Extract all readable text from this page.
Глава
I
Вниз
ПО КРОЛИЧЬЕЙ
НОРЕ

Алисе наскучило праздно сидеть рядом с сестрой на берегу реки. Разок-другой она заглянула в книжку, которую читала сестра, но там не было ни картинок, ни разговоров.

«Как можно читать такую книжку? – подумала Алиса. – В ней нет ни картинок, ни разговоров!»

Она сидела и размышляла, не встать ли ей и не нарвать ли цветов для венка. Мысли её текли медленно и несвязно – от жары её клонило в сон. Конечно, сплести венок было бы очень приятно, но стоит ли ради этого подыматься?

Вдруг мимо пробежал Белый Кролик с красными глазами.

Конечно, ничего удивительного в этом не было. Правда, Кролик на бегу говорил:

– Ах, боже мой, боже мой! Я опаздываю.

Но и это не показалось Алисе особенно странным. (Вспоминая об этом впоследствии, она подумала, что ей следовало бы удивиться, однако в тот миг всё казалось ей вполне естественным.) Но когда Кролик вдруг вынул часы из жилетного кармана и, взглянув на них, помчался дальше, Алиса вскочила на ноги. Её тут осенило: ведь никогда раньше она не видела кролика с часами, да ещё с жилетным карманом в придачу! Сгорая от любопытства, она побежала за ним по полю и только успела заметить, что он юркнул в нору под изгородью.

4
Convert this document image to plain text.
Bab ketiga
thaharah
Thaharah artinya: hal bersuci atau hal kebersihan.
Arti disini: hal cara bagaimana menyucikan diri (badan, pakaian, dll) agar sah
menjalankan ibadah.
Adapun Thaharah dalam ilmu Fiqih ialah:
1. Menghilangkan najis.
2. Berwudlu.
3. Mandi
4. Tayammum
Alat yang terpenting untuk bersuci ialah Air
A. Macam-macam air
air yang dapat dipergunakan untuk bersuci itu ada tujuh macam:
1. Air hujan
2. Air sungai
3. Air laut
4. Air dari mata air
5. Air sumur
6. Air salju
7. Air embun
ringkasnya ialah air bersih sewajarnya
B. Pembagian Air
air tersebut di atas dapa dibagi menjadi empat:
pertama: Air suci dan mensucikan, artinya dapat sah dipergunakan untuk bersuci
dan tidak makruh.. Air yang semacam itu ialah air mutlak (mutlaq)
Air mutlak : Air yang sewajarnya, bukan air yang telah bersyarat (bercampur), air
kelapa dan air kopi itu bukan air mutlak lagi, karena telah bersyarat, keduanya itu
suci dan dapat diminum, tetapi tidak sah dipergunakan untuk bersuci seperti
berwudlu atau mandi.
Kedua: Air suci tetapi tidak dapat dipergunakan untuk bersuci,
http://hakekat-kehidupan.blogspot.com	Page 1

Your instructions —
Only the number is wanted: how many lines in the data include the string "подумала"?

Result below —
2